*Task brief*
For the records that follow, return only the count of lines containing the string "data".
▼▼▼
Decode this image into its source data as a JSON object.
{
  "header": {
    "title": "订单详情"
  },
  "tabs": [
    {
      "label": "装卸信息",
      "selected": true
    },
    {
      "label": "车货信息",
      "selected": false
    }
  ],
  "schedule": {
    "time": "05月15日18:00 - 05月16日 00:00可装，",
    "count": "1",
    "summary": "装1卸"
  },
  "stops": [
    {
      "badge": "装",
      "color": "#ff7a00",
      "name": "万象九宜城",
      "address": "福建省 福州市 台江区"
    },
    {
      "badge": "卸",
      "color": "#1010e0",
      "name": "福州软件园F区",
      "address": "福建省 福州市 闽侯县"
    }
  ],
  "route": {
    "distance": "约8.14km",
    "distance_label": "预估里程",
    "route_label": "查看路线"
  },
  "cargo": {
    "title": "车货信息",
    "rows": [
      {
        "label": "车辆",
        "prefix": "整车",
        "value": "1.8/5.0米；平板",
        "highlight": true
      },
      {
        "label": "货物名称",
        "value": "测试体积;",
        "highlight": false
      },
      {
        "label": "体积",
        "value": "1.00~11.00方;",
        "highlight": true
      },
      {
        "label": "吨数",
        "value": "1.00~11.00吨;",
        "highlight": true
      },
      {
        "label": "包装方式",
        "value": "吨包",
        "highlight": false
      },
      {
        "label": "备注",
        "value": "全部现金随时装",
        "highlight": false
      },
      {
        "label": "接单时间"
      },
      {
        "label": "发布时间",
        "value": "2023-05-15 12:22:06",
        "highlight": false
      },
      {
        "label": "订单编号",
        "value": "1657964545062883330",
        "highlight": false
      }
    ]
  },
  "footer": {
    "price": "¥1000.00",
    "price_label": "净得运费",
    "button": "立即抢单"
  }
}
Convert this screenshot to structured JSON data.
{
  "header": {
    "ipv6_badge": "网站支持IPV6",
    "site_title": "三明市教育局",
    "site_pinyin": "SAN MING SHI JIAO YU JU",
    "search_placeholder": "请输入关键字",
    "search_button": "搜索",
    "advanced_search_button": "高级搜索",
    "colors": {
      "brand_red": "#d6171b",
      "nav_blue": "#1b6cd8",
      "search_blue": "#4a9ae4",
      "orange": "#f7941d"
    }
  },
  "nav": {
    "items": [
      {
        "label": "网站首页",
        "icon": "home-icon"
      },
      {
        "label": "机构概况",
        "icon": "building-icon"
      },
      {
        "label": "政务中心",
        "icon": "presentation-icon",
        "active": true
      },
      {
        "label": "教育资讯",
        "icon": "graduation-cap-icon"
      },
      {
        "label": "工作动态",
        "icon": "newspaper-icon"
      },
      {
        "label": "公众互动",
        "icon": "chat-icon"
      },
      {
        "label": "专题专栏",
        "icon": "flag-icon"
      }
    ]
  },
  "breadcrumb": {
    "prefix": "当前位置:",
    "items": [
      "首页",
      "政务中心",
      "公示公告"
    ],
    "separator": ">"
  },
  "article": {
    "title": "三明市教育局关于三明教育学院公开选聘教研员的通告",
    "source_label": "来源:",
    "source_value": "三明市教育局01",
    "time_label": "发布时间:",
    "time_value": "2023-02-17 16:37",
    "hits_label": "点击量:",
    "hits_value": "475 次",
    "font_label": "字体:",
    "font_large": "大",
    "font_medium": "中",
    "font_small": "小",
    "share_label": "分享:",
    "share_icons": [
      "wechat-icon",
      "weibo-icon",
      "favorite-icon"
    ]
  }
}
▲▲▲
*Solution to this exercise*
2